* [The request] Each line containing the word "станций" needs to be copied.

* [Given data]

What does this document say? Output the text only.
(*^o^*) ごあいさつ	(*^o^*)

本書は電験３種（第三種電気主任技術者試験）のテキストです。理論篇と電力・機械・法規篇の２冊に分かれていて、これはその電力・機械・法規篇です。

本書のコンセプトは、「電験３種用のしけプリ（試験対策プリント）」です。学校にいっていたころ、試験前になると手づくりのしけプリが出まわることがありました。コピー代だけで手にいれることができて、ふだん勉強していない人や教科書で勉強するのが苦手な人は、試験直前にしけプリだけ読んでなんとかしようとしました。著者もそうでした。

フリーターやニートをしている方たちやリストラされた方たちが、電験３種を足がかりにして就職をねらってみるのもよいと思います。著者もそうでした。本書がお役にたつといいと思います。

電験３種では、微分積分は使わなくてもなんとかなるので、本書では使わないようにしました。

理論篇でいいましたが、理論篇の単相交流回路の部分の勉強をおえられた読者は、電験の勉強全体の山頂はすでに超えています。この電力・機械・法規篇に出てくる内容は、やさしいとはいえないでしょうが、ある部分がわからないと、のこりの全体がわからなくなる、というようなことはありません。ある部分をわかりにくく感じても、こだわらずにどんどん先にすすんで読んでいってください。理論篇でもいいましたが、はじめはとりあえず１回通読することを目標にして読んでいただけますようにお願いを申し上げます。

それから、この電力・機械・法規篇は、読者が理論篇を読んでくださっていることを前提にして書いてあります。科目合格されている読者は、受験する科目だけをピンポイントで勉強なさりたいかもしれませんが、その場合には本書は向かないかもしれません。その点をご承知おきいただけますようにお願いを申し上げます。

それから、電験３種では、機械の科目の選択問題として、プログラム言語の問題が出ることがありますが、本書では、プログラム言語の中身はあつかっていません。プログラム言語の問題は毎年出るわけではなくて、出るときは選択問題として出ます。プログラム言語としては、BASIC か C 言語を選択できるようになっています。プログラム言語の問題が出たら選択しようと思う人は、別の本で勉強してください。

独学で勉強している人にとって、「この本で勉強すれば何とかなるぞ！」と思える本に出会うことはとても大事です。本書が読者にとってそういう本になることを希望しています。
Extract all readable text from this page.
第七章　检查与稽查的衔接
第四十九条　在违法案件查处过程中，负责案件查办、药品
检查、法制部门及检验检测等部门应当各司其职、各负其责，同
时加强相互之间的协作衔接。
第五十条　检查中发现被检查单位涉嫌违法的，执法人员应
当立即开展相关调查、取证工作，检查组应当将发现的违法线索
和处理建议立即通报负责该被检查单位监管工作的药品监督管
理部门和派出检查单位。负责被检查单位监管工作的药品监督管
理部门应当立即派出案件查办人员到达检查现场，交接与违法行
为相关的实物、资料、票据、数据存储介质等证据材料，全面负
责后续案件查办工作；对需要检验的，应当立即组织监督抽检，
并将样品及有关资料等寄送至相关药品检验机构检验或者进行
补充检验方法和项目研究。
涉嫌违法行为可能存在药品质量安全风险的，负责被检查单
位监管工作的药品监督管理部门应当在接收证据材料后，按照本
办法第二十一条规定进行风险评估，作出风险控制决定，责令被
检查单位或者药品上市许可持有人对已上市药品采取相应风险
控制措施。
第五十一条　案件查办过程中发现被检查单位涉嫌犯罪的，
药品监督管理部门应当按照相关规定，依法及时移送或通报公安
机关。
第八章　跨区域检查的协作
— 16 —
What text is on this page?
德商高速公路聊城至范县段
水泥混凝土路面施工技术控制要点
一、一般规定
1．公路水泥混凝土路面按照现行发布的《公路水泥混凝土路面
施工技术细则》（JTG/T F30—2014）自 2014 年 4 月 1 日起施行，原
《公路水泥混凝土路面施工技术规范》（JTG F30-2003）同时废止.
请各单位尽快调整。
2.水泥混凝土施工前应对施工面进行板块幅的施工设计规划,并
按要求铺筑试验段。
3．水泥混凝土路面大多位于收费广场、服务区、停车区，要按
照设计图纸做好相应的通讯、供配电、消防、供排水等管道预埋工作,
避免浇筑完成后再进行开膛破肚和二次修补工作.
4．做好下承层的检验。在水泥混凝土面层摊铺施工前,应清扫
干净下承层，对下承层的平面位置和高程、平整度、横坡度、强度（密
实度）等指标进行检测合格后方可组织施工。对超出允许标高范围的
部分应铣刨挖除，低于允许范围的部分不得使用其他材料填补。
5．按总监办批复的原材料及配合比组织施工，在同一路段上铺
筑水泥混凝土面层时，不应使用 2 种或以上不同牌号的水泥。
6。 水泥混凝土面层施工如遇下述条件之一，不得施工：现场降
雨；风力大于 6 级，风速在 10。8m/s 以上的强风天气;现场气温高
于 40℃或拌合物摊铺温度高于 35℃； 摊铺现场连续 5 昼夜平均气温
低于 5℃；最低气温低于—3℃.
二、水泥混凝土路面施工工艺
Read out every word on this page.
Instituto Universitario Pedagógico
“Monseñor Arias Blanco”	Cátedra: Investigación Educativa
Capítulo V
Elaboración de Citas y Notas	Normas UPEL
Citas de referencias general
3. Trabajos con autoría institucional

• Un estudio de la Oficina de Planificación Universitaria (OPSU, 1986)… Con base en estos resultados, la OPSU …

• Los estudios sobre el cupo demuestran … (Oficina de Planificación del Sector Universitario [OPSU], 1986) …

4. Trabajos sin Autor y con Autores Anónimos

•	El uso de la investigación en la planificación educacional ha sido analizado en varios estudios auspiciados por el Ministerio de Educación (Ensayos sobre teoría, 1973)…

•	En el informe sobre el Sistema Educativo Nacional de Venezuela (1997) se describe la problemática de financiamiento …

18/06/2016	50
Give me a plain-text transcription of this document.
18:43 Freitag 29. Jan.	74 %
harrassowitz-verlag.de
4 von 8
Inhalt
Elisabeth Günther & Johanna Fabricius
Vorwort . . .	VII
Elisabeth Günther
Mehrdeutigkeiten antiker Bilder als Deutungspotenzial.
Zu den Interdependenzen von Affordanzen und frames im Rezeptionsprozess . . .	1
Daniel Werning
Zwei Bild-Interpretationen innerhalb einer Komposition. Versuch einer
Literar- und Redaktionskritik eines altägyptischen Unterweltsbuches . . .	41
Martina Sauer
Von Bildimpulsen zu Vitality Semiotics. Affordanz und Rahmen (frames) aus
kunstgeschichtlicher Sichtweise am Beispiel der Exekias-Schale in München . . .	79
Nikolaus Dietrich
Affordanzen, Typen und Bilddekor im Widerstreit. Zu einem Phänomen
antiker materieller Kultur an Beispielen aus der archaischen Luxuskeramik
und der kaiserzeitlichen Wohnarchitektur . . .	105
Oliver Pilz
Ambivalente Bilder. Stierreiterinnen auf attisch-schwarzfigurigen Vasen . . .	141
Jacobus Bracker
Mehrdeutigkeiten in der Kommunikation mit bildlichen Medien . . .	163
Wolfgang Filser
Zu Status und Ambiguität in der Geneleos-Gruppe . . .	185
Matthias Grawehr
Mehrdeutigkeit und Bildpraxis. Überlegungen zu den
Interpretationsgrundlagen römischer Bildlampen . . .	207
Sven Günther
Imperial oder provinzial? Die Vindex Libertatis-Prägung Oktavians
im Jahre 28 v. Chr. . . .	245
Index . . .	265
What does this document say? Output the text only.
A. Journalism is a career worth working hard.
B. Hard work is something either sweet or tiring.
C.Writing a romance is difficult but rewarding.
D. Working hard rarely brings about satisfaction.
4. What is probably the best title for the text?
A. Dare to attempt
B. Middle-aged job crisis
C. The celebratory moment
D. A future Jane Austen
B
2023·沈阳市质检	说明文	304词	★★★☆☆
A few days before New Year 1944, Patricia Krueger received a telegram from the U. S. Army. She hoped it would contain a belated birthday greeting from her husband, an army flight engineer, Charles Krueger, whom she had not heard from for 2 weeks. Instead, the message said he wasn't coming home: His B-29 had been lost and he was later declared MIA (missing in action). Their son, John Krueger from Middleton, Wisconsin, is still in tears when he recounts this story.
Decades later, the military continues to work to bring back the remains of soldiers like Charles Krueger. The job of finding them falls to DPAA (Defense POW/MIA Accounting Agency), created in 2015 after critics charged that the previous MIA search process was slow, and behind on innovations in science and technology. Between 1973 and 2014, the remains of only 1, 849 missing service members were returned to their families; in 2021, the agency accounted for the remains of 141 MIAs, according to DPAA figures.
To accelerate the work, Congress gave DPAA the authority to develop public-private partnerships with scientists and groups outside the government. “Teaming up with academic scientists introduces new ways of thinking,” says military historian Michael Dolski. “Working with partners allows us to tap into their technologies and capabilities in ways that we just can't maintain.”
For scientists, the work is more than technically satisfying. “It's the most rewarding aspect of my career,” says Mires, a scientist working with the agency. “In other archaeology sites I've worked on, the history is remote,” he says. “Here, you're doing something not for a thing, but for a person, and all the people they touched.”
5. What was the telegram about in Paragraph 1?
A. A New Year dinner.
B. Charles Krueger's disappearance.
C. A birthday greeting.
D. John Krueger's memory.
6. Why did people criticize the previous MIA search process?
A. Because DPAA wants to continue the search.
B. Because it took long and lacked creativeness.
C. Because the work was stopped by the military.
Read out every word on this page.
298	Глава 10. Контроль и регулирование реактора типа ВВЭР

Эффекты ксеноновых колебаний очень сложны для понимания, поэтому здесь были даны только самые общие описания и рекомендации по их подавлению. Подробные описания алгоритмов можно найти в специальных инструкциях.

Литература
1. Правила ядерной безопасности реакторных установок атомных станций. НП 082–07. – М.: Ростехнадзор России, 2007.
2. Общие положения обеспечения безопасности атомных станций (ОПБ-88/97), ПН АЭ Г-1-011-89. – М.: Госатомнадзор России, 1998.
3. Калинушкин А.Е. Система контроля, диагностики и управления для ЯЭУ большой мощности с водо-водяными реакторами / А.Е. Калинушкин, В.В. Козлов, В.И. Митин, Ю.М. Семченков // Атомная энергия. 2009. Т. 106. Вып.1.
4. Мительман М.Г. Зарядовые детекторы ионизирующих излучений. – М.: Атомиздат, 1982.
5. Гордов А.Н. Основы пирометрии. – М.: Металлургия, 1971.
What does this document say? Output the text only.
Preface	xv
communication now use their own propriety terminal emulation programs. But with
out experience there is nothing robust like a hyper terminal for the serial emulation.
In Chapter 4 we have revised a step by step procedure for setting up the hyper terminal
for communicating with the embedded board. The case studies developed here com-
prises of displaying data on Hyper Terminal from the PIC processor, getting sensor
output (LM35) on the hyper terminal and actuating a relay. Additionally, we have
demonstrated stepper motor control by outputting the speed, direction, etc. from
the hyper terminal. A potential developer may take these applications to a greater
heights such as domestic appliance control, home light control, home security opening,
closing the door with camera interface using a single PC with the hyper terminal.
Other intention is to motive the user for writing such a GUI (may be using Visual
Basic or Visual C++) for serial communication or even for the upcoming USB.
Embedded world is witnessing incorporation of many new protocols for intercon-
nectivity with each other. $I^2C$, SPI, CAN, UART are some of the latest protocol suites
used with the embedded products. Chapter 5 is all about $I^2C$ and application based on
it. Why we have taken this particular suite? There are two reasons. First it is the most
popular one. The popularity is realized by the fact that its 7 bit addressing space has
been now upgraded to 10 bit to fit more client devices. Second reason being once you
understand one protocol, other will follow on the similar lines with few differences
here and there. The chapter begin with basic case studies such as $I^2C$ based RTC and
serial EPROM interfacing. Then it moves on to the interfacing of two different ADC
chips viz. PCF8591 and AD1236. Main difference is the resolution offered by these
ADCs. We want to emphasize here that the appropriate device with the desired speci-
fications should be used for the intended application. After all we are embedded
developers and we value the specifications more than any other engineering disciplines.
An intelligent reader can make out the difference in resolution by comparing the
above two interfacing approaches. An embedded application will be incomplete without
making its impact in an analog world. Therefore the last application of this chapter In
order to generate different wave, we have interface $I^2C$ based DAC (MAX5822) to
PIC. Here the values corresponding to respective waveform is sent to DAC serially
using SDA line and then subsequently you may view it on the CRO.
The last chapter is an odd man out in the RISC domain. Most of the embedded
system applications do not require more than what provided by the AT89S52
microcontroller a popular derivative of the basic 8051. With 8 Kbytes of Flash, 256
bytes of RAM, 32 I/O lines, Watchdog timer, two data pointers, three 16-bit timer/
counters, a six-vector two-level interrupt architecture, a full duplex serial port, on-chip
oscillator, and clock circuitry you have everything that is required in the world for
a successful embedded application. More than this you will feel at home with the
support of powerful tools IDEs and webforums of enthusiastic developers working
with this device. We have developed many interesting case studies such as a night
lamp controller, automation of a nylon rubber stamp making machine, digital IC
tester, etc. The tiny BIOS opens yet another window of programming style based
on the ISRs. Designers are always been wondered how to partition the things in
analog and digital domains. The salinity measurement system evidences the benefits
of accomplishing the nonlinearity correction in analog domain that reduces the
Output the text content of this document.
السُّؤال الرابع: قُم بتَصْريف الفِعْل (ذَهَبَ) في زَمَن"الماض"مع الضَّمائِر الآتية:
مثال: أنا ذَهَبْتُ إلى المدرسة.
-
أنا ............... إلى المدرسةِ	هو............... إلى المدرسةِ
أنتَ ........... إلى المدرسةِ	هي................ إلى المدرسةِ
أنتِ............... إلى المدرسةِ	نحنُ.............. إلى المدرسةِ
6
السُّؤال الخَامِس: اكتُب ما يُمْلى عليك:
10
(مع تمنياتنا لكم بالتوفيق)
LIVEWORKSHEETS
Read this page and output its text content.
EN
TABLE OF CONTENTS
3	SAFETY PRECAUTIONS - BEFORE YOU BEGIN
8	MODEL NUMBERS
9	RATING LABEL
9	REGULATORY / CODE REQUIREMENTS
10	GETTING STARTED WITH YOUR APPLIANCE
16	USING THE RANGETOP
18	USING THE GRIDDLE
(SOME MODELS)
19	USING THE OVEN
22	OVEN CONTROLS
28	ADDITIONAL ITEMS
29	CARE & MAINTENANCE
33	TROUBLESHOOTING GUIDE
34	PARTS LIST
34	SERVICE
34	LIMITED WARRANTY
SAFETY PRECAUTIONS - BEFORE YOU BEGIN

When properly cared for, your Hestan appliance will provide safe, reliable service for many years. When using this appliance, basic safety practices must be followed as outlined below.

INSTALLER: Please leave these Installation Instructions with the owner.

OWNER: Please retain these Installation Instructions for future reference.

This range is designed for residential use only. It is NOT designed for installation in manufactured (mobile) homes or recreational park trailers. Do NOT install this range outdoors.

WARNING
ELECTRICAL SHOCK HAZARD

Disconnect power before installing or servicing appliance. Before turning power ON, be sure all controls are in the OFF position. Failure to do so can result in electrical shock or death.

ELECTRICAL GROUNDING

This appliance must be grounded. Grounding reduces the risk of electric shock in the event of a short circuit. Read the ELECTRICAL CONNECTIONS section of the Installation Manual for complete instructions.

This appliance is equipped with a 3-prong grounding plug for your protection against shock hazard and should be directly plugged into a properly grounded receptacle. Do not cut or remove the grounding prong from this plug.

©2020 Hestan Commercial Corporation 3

* [Answer to the exercise]
1. Правила ядерной безопасности реакторных установок атомных станций. НП 082–07. – М.: Ростехнадзор России, 2007.
2. Общие положения обеспечения безопасности атомных станций (ОПБ-88/97), ПН АЭ Г-1-011-89. – М.: Госатомнадзор России, 1998.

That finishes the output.